Task prompt: Each line in the entries below that holds the string "Geburtshilfe" is to be listed.

[Collected data]
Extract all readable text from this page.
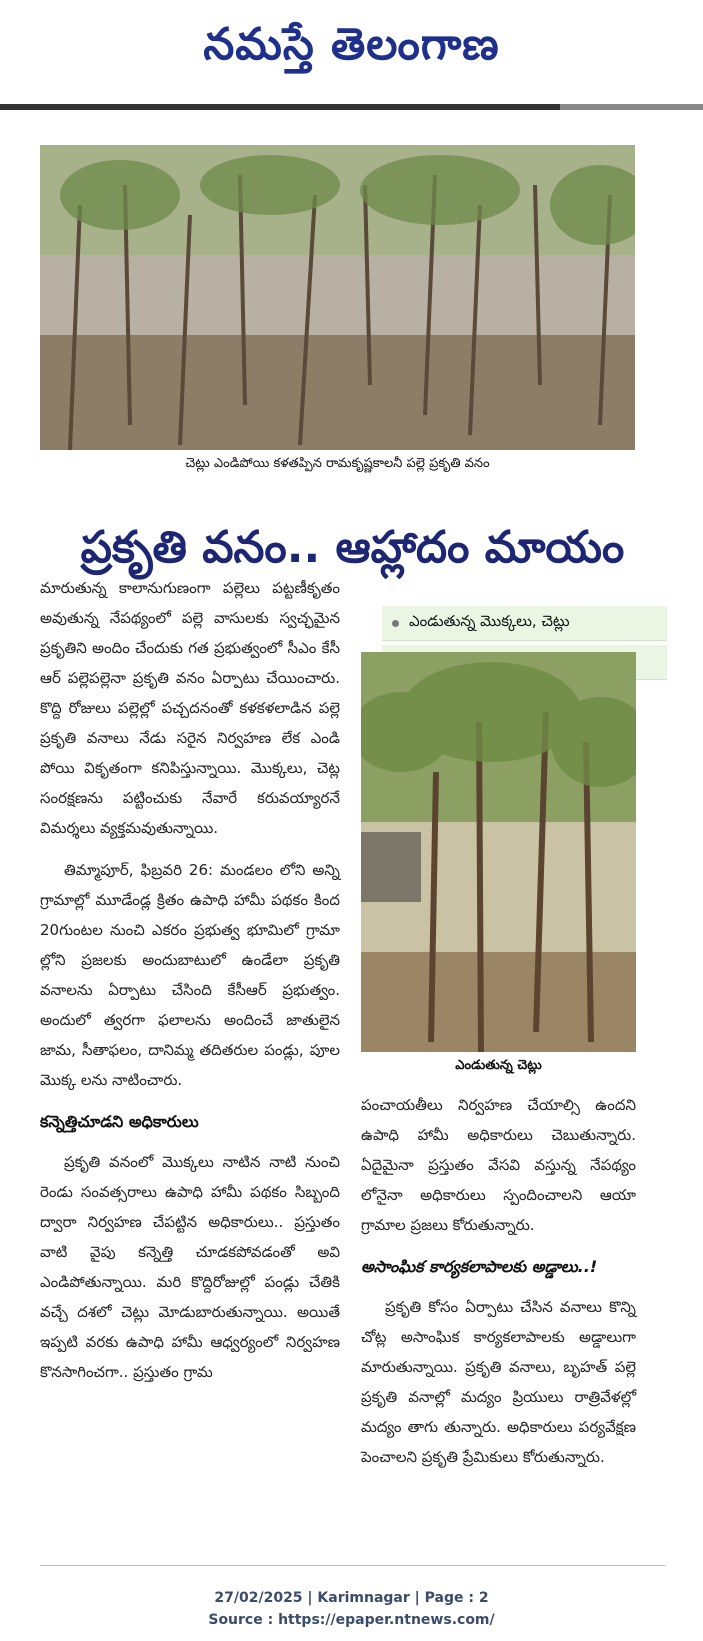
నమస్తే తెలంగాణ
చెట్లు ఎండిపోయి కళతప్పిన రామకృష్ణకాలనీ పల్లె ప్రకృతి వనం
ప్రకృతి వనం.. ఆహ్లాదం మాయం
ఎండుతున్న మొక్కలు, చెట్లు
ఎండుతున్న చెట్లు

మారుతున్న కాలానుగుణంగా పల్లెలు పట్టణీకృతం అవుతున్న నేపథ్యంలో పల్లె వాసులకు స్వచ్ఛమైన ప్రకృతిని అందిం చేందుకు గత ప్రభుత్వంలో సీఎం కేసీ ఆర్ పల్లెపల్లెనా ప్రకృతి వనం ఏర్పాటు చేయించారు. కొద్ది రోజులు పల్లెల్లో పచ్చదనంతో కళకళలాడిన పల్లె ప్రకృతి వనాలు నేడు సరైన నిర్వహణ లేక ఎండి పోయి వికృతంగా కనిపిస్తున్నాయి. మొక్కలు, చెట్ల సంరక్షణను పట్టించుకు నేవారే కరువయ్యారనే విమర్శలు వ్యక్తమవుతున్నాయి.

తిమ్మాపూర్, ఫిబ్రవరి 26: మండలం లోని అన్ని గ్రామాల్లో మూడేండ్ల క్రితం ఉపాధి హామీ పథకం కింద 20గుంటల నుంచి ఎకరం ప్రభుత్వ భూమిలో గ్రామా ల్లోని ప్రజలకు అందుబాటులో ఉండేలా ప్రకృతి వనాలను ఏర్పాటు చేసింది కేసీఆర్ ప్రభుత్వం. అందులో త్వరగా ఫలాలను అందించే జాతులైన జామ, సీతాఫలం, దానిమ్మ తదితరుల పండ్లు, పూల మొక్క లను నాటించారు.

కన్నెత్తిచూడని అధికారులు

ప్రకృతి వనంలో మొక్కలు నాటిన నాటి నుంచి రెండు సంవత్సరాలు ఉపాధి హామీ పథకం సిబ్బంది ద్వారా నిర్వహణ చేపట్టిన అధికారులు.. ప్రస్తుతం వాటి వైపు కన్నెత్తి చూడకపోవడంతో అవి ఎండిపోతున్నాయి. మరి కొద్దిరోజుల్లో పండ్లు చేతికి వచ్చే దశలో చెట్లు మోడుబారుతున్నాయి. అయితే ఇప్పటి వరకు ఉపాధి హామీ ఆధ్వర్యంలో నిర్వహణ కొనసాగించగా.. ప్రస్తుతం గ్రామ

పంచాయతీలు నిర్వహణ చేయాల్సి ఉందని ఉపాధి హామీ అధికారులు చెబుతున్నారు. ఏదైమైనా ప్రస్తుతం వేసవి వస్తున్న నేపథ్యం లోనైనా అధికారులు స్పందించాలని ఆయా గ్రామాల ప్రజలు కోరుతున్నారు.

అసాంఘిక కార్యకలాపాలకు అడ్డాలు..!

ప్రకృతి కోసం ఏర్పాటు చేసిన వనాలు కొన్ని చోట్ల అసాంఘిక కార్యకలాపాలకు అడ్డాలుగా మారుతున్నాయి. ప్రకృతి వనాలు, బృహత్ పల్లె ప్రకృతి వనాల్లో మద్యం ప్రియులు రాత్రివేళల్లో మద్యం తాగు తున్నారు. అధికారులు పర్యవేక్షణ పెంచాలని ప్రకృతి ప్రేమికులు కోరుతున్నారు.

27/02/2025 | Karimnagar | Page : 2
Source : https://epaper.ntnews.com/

==

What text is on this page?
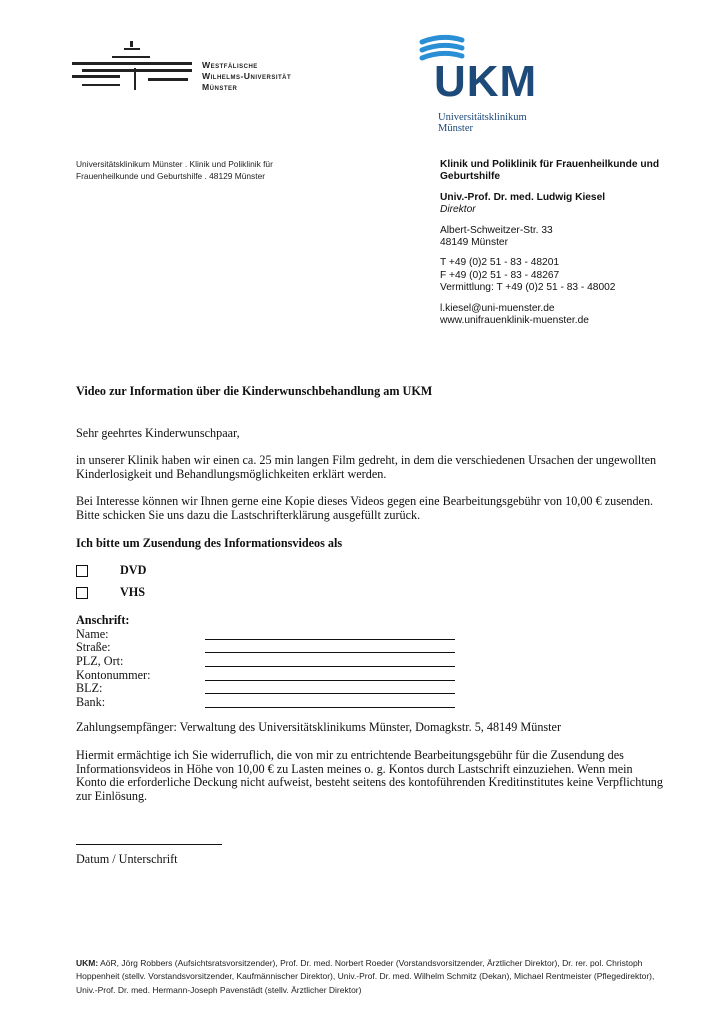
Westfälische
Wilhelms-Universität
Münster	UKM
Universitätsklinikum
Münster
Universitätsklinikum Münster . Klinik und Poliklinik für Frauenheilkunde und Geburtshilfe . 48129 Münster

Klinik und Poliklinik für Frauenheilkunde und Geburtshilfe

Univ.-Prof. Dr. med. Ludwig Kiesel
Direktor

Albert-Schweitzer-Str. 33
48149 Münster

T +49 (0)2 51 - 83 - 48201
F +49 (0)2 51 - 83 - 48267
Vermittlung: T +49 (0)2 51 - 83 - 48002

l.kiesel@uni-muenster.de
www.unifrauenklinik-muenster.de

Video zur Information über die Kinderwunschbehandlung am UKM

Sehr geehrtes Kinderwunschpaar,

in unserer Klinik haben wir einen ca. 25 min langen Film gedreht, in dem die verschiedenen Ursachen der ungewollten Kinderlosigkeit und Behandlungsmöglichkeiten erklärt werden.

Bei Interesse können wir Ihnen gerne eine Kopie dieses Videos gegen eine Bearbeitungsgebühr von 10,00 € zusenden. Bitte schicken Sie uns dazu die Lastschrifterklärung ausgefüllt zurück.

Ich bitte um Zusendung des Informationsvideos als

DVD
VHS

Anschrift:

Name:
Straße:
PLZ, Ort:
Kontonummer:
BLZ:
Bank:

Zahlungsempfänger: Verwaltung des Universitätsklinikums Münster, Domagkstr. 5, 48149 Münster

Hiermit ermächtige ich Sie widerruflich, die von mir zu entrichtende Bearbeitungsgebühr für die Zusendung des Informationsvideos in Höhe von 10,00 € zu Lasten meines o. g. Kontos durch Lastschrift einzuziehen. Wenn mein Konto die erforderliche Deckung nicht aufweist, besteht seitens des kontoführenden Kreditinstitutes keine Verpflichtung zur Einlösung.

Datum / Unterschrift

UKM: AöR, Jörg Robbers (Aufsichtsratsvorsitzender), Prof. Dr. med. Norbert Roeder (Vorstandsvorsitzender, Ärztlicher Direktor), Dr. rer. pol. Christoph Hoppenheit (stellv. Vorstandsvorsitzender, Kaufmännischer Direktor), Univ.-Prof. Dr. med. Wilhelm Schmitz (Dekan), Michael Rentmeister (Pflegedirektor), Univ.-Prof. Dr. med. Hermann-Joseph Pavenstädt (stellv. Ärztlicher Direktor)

Answer to this problem:
Universitätsklinikum Münster . Klinik und Poliklinik für Frauenheilkunde und Geburtshilfe . 48129 Münster
Klinik und Poliklinik für Frauenheilkunde und Geburtshilfe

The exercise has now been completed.